GIVEN PROBLEM → Tally the lines that contain the string "складок" and give the number by itself.

RAW RECORDS →
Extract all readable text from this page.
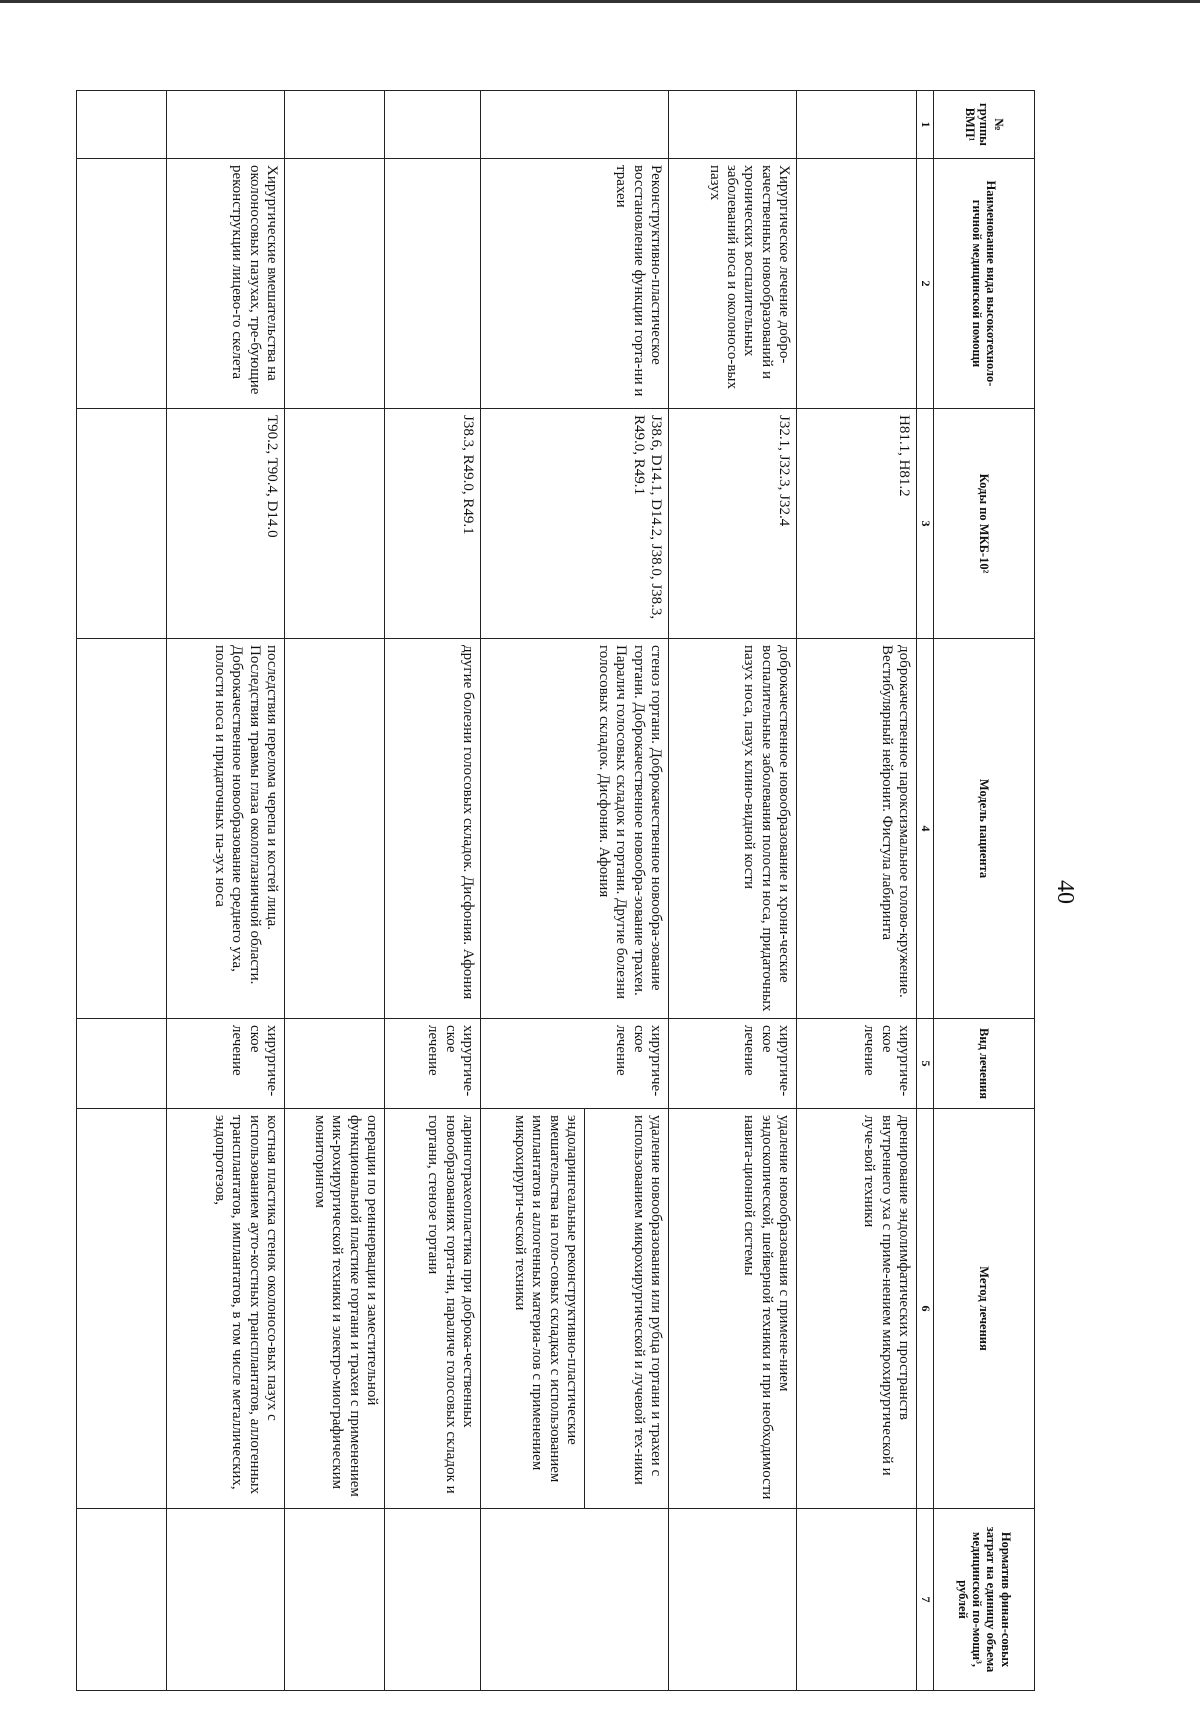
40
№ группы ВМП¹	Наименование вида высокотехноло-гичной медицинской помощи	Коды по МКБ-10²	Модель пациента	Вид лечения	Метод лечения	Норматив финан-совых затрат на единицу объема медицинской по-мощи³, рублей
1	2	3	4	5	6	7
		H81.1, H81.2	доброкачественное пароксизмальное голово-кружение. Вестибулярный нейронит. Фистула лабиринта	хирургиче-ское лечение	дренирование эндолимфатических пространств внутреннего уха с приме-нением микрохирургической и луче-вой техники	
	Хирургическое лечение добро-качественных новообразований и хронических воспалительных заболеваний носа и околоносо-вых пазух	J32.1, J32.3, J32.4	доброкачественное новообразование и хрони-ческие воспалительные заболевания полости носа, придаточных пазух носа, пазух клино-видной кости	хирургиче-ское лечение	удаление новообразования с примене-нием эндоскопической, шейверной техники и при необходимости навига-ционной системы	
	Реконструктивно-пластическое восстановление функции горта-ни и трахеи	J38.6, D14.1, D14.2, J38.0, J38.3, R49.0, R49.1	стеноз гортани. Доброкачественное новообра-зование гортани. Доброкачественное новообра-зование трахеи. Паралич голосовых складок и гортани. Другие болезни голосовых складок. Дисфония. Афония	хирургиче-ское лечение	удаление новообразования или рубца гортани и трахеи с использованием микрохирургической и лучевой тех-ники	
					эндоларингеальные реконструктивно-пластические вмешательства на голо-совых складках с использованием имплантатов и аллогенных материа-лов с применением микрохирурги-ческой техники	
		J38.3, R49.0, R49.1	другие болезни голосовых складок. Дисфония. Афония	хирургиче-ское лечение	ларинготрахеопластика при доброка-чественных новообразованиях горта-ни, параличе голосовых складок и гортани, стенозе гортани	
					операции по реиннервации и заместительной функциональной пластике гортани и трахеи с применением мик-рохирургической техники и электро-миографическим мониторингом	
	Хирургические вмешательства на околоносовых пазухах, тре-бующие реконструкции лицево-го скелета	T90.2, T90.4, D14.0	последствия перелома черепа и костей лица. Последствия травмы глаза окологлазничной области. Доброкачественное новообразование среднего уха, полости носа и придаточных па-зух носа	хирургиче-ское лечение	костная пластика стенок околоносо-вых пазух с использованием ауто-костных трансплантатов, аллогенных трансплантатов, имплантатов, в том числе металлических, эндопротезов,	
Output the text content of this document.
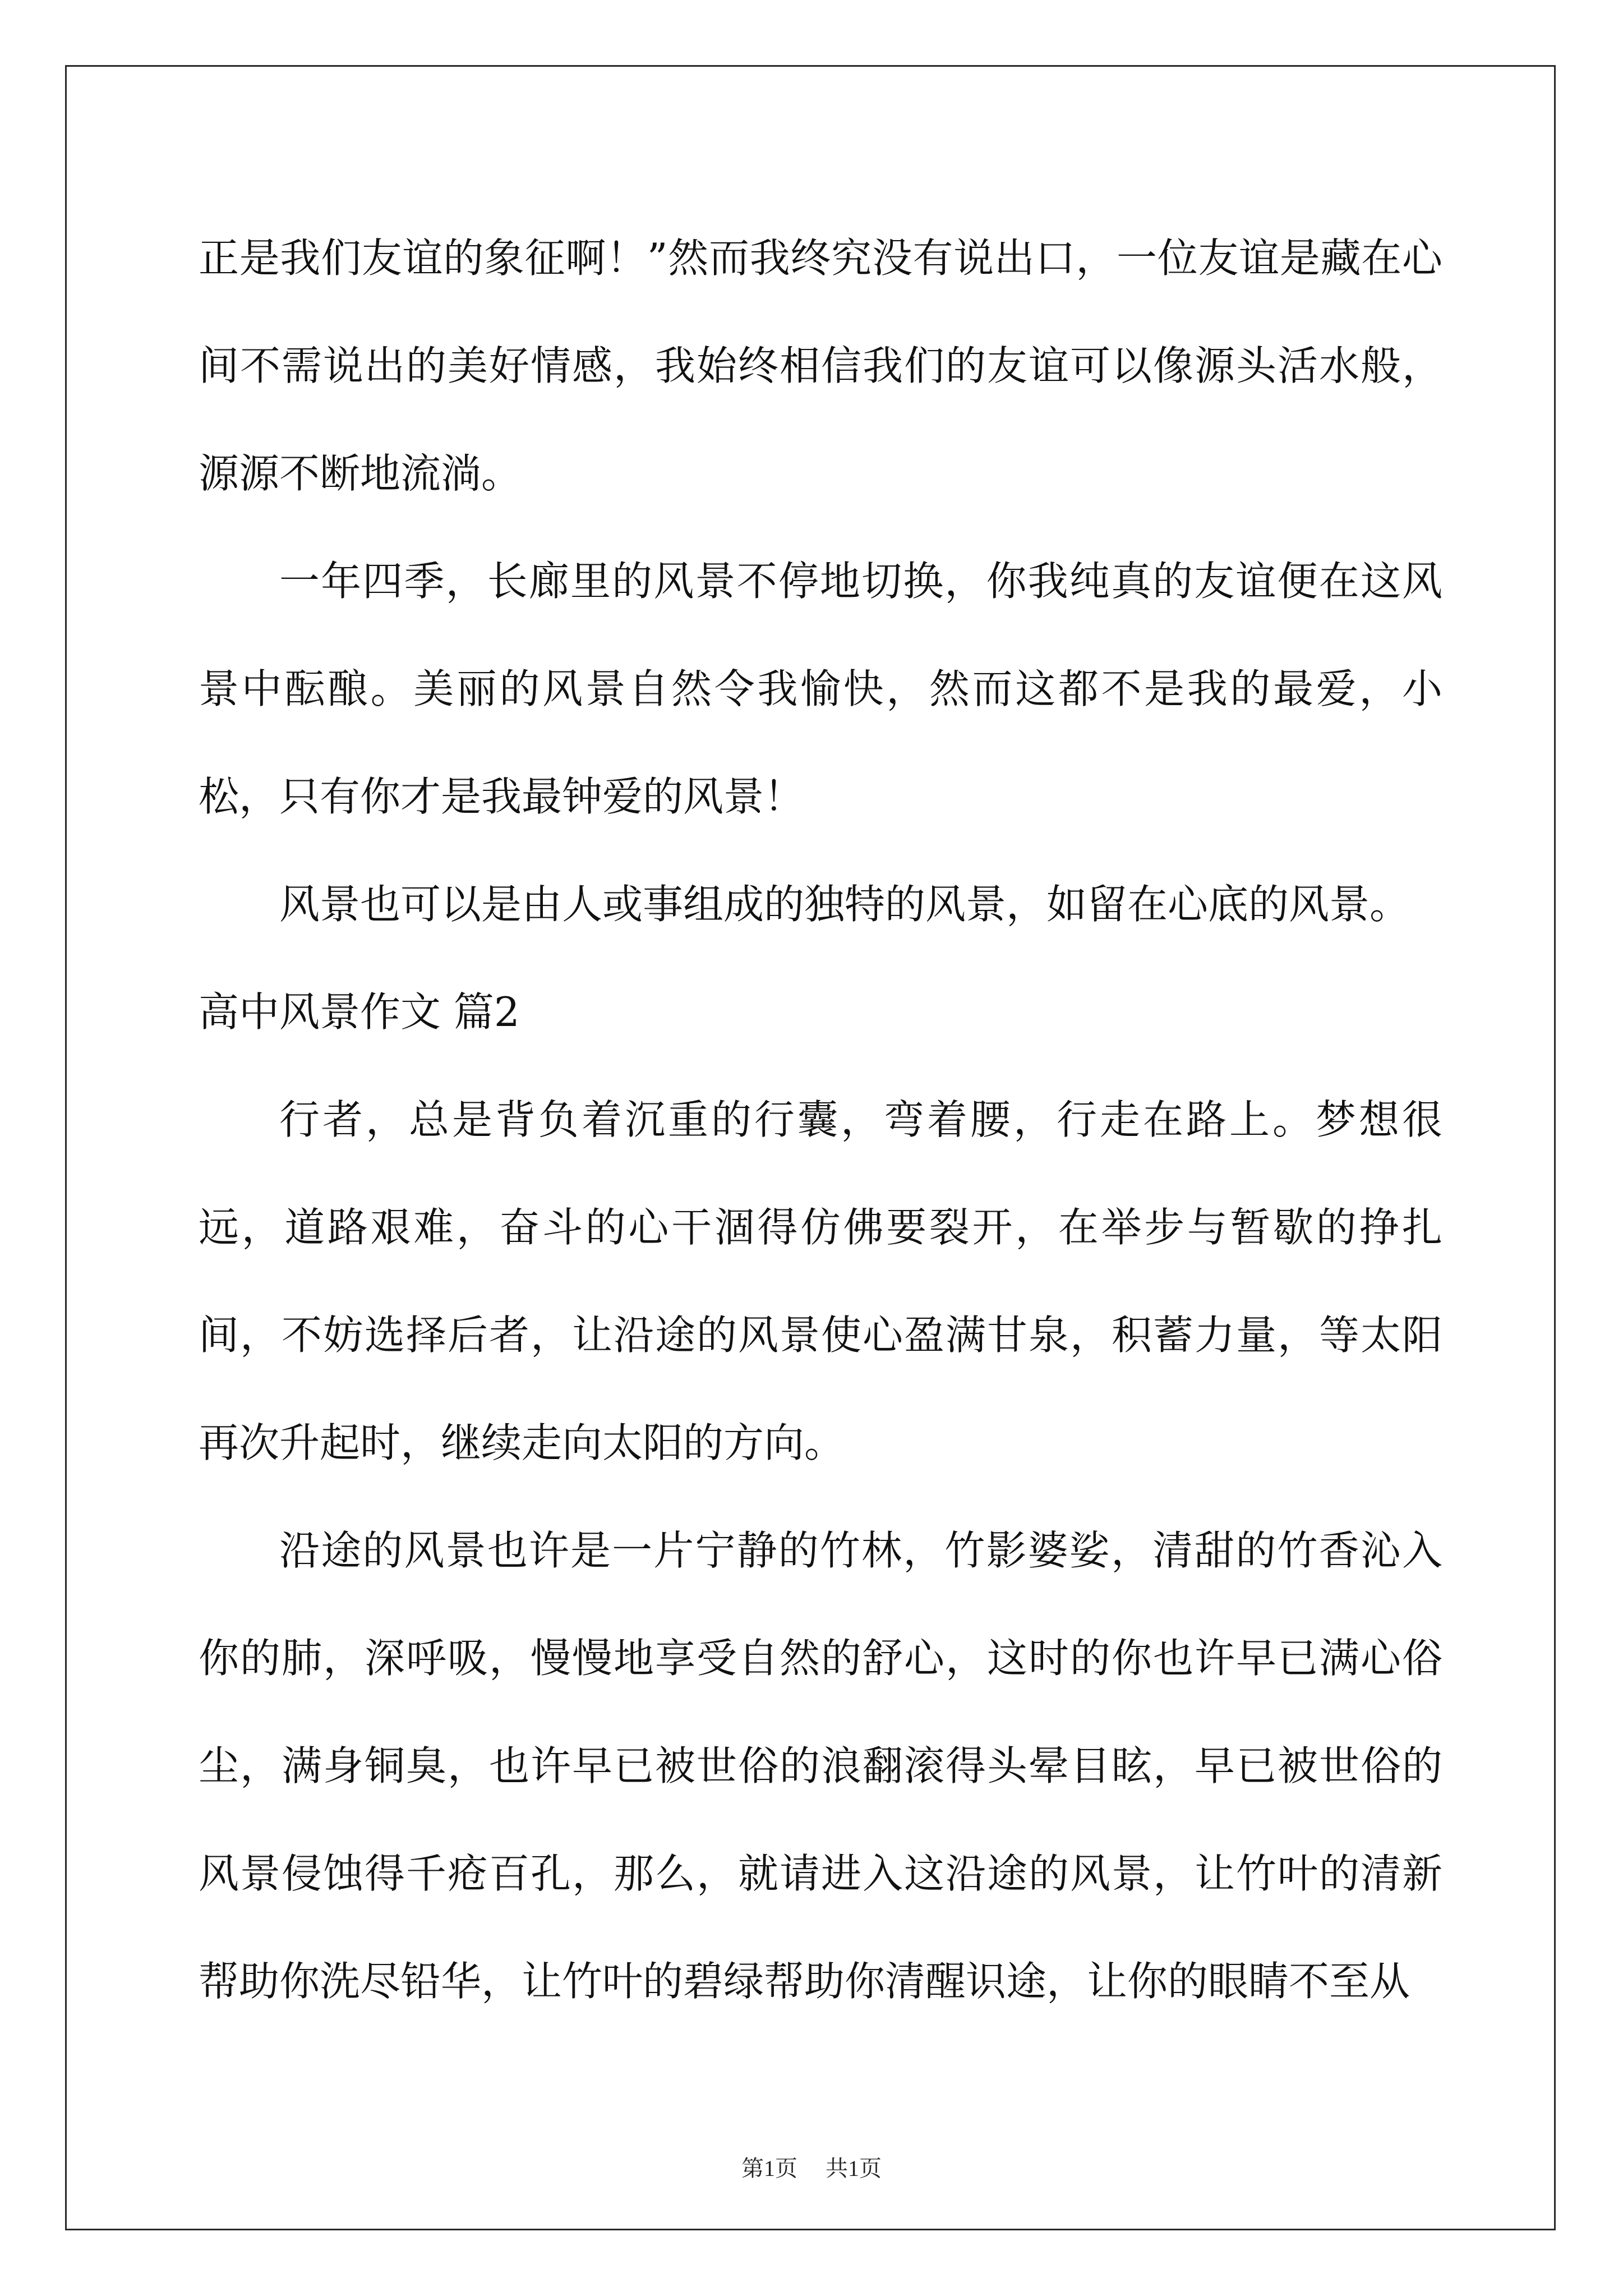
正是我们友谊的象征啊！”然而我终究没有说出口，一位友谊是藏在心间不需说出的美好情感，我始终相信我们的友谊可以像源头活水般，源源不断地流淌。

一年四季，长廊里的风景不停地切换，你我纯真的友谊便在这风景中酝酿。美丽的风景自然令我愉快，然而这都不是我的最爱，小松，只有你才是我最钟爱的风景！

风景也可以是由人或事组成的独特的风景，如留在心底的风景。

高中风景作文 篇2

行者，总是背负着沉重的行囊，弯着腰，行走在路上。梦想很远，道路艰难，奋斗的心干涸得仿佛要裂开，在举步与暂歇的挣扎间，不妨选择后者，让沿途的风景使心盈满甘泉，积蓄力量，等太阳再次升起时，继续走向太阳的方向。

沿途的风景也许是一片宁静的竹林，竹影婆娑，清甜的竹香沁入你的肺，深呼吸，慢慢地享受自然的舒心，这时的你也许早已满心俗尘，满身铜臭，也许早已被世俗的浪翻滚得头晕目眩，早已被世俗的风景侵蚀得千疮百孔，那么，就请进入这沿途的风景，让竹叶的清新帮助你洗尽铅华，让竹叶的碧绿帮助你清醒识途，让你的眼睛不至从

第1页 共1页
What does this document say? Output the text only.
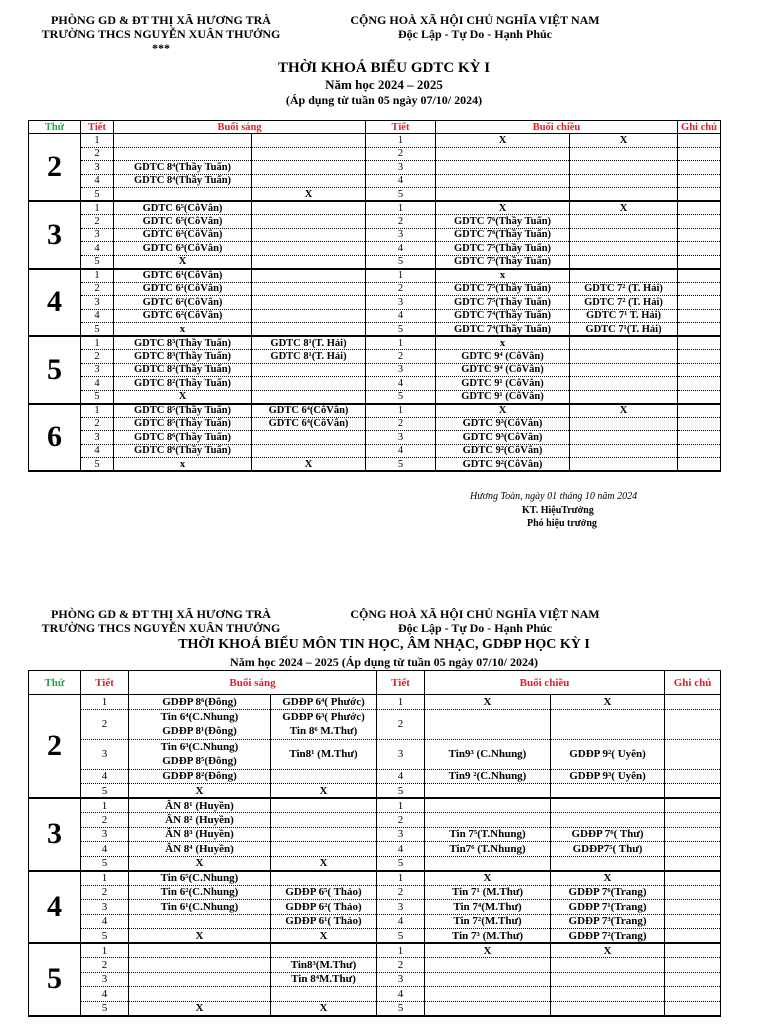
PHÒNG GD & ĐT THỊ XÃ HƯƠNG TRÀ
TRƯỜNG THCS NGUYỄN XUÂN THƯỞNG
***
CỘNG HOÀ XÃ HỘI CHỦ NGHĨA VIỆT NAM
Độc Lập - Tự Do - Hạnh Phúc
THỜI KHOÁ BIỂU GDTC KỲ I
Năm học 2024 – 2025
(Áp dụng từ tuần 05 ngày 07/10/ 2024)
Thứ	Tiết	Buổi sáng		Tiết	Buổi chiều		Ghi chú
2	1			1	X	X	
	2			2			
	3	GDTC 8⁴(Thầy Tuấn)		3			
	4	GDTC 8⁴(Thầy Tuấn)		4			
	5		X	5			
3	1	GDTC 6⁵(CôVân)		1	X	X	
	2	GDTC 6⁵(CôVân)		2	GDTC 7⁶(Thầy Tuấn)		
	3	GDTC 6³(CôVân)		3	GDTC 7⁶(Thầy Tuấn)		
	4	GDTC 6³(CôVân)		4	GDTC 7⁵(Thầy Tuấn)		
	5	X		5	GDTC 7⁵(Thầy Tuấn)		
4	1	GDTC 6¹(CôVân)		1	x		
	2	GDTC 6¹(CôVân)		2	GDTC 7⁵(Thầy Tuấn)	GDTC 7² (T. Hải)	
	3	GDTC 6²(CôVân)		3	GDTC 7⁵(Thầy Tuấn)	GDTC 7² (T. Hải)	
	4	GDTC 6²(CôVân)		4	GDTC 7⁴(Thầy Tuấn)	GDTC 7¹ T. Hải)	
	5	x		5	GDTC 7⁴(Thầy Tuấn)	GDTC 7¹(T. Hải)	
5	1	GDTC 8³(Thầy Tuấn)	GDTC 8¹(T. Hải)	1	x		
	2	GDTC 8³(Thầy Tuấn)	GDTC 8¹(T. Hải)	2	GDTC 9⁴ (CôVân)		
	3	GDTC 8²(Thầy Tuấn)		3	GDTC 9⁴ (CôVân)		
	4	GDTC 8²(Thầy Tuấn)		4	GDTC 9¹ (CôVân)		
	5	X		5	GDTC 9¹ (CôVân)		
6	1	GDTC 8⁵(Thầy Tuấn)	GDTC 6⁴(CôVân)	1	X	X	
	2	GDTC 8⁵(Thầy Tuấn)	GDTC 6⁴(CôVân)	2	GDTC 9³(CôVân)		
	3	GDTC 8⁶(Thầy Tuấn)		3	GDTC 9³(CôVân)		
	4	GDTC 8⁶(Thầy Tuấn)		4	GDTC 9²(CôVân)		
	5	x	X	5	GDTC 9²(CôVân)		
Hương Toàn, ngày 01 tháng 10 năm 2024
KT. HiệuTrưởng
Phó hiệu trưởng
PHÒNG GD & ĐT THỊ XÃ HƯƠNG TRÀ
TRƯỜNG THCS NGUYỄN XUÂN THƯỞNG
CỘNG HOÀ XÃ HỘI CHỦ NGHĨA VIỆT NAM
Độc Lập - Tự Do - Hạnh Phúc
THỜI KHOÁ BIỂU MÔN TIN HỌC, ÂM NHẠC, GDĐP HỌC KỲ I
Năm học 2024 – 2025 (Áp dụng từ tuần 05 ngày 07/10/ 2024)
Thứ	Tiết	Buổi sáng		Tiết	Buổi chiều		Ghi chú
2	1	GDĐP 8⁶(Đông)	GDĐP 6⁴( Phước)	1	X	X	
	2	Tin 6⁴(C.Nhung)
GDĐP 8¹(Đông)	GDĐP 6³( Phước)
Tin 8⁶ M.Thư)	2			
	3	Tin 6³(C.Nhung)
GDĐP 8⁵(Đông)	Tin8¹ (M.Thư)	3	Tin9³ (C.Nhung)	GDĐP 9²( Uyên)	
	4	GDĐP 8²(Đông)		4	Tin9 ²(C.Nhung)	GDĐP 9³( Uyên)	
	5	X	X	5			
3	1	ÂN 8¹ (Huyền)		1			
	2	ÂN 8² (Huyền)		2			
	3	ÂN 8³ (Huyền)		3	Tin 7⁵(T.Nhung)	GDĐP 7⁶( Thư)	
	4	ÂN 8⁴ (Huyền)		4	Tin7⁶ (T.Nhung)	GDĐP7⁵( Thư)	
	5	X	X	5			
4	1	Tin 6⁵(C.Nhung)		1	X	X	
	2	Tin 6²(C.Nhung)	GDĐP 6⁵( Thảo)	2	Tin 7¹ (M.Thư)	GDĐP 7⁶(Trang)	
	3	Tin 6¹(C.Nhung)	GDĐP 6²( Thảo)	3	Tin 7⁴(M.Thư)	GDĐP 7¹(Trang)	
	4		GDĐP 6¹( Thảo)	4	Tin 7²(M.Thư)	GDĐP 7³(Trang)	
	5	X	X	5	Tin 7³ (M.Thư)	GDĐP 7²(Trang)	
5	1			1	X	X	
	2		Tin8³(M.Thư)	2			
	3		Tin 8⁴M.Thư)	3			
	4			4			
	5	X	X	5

EXERCISE SOLUTION → 2